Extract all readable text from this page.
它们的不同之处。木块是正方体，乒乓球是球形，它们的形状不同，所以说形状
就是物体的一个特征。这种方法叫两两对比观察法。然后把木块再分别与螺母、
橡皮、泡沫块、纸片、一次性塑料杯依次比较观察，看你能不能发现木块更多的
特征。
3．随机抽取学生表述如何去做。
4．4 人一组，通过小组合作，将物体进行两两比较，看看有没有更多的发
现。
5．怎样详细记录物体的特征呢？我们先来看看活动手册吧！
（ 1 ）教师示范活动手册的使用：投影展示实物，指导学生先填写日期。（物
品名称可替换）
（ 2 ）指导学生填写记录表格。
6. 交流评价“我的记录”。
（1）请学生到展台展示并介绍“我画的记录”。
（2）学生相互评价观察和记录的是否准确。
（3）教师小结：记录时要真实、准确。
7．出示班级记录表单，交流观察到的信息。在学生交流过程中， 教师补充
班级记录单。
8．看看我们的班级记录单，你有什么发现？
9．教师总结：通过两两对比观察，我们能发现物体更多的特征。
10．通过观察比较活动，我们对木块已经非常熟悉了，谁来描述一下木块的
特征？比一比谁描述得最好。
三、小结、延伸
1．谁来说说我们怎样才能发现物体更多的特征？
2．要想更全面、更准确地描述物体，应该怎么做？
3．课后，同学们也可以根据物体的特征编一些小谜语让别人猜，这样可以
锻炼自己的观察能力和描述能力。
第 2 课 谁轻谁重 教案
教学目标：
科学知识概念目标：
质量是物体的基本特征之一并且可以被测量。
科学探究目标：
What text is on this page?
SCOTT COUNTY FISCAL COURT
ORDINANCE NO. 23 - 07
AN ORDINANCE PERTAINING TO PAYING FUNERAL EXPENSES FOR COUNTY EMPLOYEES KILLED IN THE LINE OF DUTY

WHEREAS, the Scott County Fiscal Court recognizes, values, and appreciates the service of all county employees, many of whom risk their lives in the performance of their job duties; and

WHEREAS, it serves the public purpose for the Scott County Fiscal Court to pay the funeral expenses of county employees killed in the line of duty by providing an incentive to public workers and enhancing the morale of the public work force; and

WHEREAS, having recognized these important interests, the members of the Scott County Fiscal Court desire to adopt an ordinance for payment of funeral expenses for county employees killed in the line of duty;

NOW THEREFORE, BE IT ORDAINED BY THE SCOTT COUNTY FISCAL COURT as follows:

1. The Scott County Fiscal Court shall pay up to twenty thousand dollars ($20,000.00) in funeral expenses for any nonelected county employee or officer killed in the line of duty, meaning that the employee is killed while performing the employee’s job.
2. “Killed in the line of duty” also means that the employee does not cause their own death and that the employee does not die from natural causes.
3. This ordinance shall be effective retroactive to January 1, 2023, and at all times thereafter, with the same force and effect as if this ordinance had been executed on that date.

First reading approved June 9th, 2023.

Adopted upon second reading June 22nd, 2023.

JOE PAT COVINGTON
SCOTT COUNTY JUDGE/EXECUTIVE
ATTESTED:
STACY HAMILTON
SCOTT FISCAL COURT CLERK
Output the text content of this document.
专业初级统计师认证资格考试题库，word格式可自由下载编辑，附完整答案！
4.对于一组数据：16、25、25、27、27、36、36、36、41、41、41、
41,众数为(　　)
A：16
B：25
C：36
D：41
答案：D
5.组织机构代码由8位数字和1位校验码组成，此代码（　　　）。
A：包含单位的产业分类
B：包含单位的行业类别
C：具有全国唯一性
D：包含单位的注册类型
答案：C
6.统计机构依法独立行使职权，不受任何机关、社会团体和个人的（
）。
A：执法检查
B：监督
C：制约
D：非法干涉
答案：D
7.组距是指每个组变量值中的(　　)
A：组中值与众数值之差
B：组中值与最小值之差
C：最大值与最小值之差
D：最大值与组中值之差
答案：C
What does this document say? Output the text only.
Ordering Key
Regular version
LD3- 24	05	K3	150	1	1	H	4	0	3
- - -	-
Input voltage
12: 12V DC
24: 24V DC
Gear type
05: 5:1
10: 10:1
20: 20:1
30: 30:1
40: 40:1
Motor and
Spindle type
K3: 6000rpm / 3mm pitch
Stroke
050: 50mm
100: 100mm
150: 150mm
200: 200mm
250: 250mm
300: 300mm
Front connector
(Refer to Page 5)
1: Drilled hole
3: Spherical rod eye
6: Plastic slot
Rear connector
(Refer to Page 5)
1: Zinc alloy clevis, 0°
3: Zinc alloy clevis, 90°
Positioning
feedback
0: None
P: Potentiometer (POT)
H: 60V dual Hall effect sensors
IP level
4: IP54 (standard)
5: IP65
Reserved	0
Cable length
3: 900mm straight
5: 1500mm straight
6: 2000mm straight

---

■ Your goal
Please restate the data word for word, every record included.

■ Full solution
Extract all readable text from this page.
它们的不同之处。木块是正方体，乒乓球是球形，它们的形状不同，所以说形状
就是物体的一个特征。这种方法叫两两对比观察法。然后把木块再分别与螺母、
橡皮、泡沫块、纸片、一次性塑料杯依次比较观察，看你能不能发现木块更多的
特征。
3．随机抽取学生表述如何去做。
4．4 人一组，通过小组合作，将物体进行两两比较，看看有没有更多的发
现。
5．怎样详细记录物体的特征呢？我们先来看看活动手册吧！
（ 1 ）教师示范活动手册的使用：投影展示实物，指导学生先填写日期。（物
品名称可替换）
（ 2 ）指导学生填写记录表格。
6. 交流评价“我的记录”。
（1）请学生到展台展示并介绍“我画的记录”。
（2）学生相互评价观察和记录的是否准确。
（3）教师小结：记录时要真实、准确。
7．出示班级记录表单，交流观察到的信息。在学生交流过程中， 教师补充
班级记录单。
8．看看我们的班级记录单，你有什么发现？
9．教师总结：通过两两对比观察，我们能发现物体更多的特征。
10．通过观察比较活动，我们对木块已经非常熟悉了，谁来描述一下木块的
特征？比一比谁描述得最好。
三、小结、延伸
1．谁来说说我们怎样才能发现物体更多的特征？
2．要想更全面、更准确地描述物体，应该怎么做？
3．课后，同学们也可以根据物体的特征编一些小谜语让别人猜，这样可以
锻炼自己的观察能力和描述能力。
第 2 课 谁轻谁重 教案
教学目标：
科学知识概念目标：
质量是物体的基本特征之一并且可以被测量。
科学探究目标：
What text is on this page?
SCOTT COUNTY FISCAL COURT
ORDINANCE NO. 23 - 07
AN ORDINANCE PERTAINING TO PAYING FUNERAL EXPENSES FOR COUNTY EMPLOYEES KILLED IN THE LINE OF DUTY

WHEREAS, the Scott County Fiscal Court recognizes, values, and appreciates the service of all county employees, many of whom risk their lives in the performance of their job duties; and

WHEREAS, it serves the public purpose for the Scott County Fiscal Court to pay the funeral expenses of county employees killed in the line of duty by providing an incentive to public workers and enhancing the morale of the public work force; and

WHEREAS, having recognized these important interests, the members of the Scott County Fiscal Court desire to adopt an ordinance for payment of funeral expenses for county employees killed in the line of duty;

NOW THEREFORE, BE IT ORDAINED BY THE SCOTT COUNTY FISCAL COURT as follows:

1. The Scott County Fiscal Court shall pay up to twenty thousand dollars ($20,000.00) in funeral expenses for any nonelected county employee or officer killed in the line of duty, meaning that the employee is killed while performing the employee’s job.
2. “Killed in the line of duty” also means that the employee does not cause their own death and that the employee does not die from natural causes.
3. This ordinance shall be effective retroactive to January 1, 2023, and at all times thereafter, with the same force and effect as if this ordinance had been executed on that date.

First reading approved June 9th, 2023.

Adopted upon second reading June 22nd, 2023.

JOE PAT COVINGTON
SCOTT COUNTY JUDGE/EXECUTIVE
ATTESTED:
STACY HAMILTON
SCOTT FISCAL COURT CLERK
Output the text content of this document.
专业初级统计师认证资格考试题库，word格式可自由下载编辑，附完整答案！
4.对于一组数据：16、25、25、27、27、36、36、36、41、41、41、
41,众数为(　　)
A：16
B：25
C：36
D：41
答案：D
5.组织机构代码由8位数字和1位校验码组成，此代码（　　　）。
A：包含单位的产业分类
B：包含单位的行业类别
C：具有全国唯一性
D：包含单位的注册类型
答案：C
6.统计机构依法独立行使职权，不受任何机关、社会团体和个人的（
）。
A：执法检查
B：监督
C：制约
D：非法干涉
答案：D
7.组距是指每个组变量值中的(　　)
A：组中值与众数值之差
B：组中值与最小值之差
C：最大值与最小值之差
D：最大值与组中值之差
答案：C
What does this document say? Output the text only.
Ordering Key
Regular version
LD3- 24	05	K3	150	1	1	H	4	0	3
- - -	-
Input voltage
12: 12V DC
24: 24V DC
Gear type
05: 5:1
10: 10:1
20: 20:1
30: 30:1
40: 40:1
Motor and
Spindle type
K3: 6000rpm / 3mm pitch
Stroke
050: 50mm
100: 100mm
150: 150mm
200: 200mm
250: 250mm
300: 300mm
Front connector
(Refer to Page 5)
1: Drilled hole
3: Spherical rod eye
6: Plastic slot
Rear connector
(Refer to Page 5)
1: Zinc alloy clevis, 0°
3: Zinc alloy clevis, 90°
Positioning
feedback
0: None
P: Potentiometer (POT)
H: 60V dual Hall effect sensors
IP level
4: IP54 (standard)
5: IP65
Reserved	0
Cable length
3: 900mm straight
5: 1500mm straight
6: 2000mm straight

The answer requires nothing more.